Provide nothing but the number of lines containing the string "content".

[Figure record listings]
/---

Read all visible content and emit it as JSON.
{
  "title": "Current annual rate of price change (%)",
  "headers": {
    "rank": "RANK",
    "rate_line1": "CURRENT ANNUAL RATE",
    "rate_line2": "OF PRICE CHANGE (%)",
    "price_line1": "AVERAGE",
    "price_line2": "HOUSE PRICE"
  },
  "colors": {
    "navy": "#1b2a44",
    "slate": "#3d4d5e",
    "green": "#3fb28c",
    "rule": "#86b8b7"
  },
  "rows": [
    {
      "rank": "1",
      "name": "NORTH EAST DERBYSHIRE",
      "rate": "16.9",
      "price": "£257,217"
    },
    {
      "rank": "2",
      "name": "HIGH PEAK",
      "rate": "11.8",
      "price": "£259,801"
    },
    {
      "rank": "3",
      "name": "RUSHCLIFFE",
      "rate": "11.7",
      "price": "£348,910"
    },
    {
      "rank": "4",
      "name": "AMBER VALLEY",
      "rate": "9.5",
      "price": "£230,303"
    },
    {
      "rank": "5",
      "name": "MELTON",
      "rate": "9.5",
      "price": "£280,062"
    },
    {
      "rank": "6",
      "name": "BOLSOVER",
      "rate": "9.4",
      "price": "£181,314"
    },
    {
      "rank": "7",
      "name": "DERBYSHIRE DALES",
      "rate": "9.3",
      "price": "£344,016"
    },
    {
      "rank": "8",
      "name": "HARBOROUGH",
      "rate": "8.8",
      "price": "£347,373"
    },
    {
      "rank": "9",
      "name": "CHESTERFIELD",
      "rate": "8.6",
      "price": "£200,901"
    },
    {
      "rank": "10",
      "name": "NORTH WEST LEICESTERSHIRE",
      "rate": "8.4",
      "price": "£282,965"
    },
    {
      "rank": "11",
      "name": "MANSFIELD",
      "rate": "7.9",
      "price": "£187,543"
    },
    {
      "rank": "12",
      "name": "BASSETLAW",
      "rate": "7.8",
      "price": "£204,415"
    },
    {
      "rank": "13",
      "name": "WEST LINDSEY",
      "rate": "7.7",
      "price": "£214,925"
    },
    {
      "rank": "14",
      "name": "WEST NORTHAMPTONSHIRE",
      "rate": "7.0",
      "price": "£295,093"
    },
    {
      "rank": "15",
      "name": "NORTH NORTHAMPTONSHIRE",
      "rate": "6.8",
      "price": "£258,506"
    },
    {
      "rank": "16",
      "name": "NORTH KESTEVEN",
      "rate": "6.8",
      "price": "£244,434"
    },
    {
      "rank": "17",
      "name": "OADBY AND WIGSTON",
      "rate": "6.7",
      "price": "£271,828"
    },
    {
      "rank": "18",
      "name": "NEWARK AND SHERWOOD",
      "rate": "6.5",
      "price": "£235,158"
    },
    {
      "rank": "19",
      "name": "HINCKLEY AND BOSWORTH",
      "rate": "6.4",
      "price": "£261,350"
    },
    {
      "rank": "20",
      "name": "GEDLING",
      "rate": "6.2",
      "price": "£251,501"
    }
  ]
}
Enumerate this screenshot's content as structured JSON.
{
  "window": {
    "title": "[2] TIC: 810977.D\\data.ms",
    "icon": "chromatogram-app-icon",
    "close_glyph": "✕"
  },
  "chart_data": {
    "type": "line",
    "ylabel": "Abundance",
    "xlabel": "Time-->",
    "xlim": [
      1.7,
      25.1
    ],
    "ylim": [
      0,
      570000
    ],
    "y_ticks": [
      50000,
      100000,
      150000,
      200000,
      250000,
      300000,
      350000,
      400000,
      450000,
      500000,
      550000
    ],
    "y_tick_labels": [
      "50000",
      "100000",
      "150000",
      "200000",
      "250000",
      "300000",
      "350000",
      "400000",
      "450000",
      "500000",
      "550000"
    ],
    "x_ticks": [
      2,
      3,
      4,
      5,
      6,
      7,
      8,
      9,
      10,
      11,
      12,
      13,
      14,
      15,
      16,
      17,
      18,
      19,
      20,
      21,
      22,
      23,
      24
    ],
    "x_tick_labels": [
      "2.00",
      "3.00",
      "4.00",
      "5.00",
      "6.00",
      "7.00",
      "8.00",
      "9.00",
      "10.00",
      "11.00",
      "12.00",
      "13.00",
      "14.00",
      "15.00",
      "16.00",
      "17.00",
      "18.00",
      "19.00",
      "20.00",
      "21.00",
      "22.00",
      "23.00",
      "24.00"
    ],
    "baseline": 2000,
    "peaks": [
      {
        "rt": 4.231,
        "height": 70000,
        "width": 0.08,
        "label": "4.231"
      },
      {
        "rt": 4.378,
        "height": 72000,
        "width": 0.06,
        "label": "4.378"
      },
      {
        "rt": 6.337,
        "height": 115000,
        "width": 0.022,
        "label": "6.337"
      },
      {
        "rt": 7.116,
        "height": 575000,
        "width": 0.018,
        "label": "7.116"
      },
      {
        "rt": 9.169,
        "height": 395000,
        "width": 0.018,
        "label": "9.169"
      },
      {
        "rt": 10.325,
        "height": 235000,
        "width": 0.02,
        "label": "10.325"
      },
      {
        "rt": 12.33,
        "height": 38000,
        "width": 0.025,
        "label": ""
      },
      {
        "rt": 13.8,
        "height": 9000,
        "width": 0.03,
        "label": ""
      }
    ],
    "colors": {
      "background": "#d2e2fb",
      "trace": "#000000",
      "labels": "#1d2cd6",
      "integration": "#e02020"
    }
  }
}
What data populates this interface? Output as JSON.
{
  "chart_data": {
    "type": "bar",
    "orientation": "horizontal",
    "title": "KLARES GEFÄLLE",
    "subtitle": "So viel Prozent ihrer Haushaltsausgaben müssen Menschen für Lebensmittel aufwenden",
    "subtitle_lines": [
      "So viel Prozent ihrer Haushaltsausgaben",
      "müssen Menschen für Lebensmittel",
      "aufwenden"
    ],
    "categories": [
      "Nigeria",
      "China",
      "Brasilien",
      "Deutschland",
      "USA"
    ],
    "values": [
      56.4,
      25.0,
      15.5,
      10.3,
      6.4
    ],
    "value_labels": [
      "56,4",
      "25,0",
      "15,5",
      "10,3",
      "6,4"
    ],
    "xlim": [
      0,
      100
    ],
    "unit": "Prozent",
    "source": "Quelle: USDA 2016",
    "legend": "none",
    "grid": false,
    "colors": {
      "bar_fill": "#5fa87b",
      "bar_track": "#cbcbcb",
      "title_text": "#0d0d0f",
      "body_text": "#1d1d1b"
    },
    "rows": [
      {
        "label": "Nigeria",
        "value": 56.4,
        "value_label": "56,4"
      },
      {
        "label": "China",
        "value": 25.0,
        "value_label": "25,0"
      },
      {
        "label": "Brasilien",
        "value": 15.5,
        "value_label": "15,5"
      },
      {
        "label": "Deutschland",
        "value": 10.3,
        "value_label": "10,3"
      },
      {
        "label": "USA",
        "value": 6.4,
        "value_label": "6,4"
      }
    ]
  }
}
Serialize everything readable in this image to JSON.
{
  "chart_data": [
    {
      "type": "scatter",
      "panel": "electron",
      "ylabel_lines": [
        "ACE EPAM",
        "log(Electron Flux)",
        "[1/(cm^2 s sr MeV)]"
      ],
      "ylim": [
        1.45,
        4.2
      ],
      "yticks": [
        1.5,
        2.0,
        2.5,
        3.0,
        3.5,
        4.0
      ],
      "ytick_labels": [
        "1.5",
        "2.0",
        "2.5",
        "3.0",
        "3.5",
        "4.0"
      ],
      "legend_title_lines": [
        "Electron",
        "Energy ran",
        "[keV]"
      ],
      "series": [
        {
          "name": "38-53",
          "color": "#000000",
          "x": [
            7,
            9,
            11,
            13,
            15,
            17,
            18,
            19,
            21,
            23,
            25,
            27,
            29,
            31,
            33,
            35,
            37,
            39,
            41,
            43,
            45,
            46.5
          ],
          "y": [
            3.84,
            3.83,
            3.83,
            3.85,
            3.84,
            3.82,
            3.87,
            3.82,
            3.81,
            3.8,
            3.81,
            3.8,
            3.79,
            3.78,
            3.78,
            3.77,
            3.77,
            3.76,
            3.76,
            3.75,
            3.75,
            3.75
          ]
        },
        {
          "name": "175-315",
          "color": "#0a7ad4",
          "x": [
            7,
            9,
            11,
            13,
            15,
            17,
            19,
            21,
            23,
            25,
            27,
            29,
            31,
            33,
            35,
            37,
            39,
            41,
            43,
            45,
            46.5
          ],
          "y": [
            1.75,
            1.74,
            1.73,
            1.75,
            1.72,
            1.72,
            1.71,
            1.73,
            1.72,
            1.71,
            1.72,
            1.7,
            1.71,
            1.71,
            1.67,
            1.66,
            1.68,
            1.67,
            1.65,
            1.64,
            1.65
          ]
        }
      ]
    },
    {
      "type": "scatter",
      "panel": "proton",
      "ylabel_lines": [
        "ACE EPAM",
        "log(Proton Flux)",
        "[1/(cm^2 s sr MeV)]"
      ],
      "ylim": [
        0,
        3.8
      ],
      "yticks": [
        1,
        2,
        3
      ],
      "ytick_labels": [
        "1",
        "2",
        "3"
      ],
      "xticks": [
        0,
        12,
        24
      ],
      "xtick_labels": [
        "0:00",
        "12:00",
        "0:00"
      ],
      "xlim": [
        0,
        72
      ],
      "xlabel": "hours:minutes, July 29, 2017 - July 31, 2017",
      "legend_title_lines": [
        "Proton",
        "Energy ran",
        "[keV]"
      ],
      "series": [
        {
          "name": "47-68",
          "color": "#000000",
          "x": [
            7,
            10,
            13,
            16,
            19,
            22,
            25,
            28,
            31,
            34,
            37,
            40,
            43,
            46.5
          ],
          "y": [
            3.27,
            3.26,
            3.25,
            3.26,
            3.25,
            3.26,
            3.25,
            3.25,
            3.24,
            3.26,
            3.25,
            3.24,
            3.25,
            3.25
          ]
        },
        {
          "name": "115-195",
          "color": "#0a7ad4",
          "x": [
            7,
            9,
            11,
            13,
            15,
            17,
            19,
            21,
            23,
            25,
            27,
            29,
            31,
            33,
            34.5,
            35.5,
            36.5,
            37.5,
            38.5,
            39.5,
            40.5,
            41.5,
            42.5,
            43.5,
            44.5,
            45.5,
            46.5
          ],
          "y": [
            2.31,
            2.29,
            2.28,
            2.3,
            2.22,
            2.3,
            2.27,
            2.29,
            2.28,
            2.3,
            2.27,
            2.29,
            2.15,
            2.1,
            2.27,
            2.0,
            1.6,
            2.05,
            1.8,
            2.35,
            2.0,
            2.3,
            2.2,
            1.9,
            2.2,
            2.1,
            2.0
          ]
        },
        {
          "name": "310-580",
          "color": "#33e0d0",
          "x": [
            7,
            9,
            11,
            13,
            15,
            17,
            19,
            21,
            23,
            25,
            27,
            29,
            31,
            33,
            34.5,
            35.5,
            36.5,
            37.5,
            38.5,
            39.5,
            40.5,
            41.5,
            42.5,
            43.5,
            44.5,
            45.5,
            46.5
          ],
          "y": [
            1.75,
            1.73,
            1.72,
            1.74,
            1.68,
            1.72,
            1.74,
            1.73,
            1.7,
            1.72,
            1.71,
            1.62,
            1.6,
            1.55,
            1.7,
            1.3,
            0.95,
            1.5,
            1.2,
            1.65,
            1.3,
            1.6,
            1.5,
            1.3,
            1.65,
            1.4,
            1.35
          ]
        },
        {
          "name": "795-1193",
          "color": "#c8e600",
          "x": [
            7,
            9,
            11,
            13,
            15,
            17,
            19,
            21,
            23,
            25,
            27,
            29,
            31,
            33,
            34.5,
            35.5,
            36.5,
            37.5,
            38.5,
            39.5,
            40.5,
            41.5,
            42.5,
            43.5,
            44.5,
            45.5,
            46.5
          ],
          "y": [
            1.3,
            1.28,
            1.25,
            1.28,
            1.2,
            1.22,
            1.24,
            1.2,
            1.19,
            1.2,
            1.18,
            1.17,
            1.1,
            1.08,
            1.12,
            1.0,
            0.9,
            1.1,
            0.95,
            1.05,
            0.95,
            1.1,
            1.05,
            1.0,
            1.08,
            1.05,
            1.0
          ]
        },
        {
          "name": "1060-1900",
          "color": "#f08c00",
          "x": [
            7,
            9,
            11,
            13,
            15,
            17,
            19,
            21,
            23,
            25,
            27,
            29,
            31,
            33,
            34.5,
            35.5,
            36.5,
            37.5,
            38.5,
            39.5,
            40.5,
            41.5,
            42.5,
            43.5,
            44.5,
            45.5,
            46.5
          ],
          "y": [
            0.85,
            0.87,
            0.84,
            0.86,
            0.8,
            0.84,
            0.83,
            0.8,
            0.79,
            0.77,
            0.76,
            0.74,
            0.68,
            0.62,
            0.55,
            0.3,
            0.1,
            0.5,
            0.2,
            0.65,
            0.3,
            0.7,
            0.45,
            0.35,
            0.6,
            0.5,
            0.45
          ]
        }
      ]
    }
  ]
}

\---

**OUTPUT FOR THIS EXERCISE:**
2